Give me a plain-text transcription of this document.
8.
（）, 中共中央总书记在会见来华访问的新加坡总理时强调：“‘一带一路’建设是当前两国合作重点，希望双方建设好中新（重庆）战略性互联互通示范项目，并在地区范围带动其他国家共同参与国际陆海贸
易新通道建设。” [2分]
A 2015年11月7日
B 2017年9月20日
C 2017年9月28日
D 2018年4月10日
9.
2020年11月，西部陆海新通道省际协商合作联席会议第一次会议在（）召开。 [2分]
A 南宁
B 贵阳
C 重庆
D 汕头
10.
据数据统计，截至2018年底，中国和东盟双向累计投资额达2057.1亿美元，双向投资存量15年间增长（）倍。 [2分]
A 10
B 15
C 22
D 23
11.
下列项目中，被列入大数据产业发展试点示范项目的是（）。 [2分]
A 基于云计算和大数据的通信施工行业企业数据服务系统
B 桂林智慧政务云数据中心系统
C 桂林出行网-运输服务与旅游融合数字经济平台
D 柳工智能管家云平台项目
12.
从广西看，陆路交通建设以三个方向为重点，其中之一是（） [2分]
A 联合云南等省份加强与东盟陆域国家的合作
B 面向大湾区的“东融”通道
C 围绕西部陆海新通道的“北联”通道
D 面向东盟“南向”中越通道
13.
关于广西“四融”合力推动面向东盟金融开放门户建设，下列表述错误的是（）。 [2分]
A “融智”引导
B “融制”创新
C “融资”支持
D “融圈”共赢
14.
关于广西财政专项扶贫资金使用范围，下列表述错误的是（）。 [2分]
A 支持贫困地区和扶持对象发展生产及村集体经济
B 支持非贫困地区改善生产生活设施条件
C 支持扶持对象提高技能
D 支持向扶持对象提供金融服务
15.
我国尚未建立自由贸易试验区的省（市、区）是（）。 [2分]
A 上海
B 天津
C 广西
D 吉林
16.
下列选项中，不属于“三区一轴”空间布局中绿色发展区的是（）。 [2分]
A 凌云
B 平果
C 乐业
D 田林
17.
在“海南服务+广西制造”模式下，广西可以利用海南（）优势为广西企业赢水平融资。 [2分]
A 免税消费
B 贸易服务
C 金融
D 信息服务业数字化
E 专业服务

────────────────────────────────────────

→ **Exercise details**: Write the whole listing out again. Keep every line exactly as it is.

→ **Expected answer**:
Give me a plain-text transcription of this document.
8.
（）, 中共中央总书记在会见来华访问的新加坡总理时强调：“‘一带一路’建设是当前两国合作重点，希望双方建设好中新（重庆）战略性互联互通示范项目，并在地区范围带动其他国家共同参与国际陆海贸
易新通道建设。” [2分]
A 2015年11月7日
B 2017年9月20日
C 2017年9月28日
D 2018年4月10日
9.
2020年11月，西部陆海新通道省际协商合作联席会议第一次会议在（）召开。 [2分]
A 南宁
B 贵阳
C 重庆
D 汕头
10.
据数据统计，截至2018年底，中国和东盟双向累计投资额达2057.1亿美元，双向投资存量15年间增长（）倍。 [2分]
A 10
B 15
C 22
D 23
11.
下列项目中，被列入大数据产业发展试点示范项目的是（）。 [2分]
A 基于云计算和大数据的通信施工行业企业数据服务系统
B 桂林智慧政务云数据中心系统
C 桂林出行网-运输服务与旅游融合数字经济平台
D 柳工智能管家云平台项目
12.
从广西看，陆路交通建设以三个方向为重点，其中之一是（） [2分]
A 联合云南等省份加强与东盟陆域国家的合作
B 面向大湾区的“东融”通道
C 围绕西部陆海新通道的“北联”通道
D 面向东盟“南向”中越通道
13.
关于广西“四融”合力推动面向东盟金融开放门户建设，下列表述错误的是（）。 [2分]
A “融智”引导
B “融制”创新
C “融资”支持
D “融圈”共赢
14.
关于广西财政专项扶贫资金使用范围，下列表述错误的是（）。 [2分]
A 支持贫困地区和扶持对象发展生产及村集体经济
B 支持非贫困地区改善生产生活设施条件
C 支持扶持对象提高技能
D 支持向扶持对象提供金融服务
15.
我国尚未建立自由贸易试验区的省（市、区）是（）。 [2分]
A 上海
B 天津
C 广西
D 吉林
16.
下列选项中，不属于“三区一轴”空间布局中绿色发展区的是（）。 [2分]
A 凌云
B 平果
C 乐业
D 田林
17.
在“海南服务+广西制造”模式下，广西可以利用海南（）优势为广西企业赢水平融资。 [2分]
A 免税消费
B 贸易服务
C 金融
D 信息服务业数字化
E 专业服务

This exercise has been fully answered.